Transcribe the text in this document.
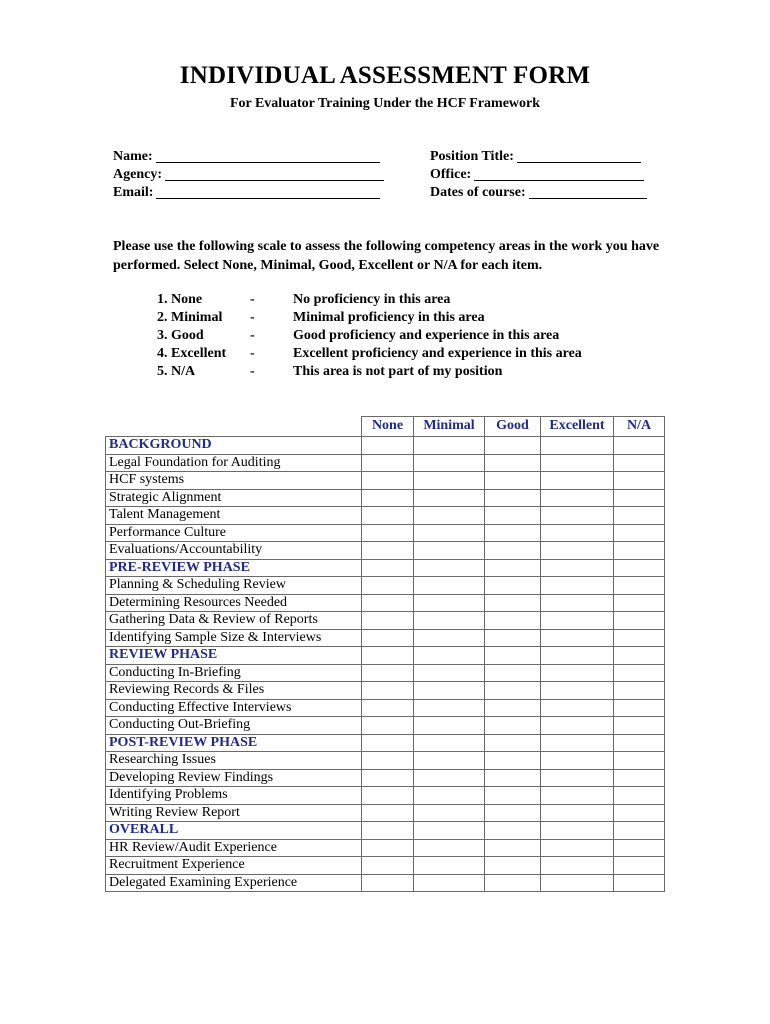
INDIVIDUAL ASSESSMENT FORM
For Evaluator Training Under the HCF Framework
Name:
Agency:
Email:
Position Title:
Office:
Dates of course:
Please use the following scale to assess the following competency areas in the work you have performed. Select None, Minimal, Good, Excellent or N/A for each item.
1. None	-	No proficiency in this area
2. Minimal	-	Minimal proficiency in this area
3. Good	-	Good proficiency and experience in this area
4. Excellent	-	Excellent proficiency and experience in this area
5. N/A	-	This area is not part of my position
	None	Minimal	Good	Excellent	N/A
BACKGROUND					
Legal Foundation for Auditing					
HCF systems					
Strategic Alignment					
Talent Management					
Performance Culture					
Evaluations/Accountability					
PRE-REVIEW PHASE					
Planning & Scheduling Review					
Determining Resources Needed					
Gathering Data & Review of Reports					
Identifying Sample Size & Interviews					
REVIEW PHASE					
Conducting In-Briefing					
Reviewing Records & Files					
Conducting Effective Interviews					
Conducting Out-Briefing					
POST-REVIEW PHASE					
Researching Issues					
Developing Review Findings					
Identifying Problems					
Writing Review Report					
OVERALL					
HR Review/Audit Experience					
Recruitment Experience					
Delegated Examining Experience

# # # # # # #

Problem details:
Find the lines holding "proficiency" and list every one.

In response:
1. None	-	No proficiency in this area
2. Minimal	-	Minimal proficiency in this area
3. Good	-	Good proficiency and experience in this area
4. Excellent	-	Excellent proficiency and experience in this area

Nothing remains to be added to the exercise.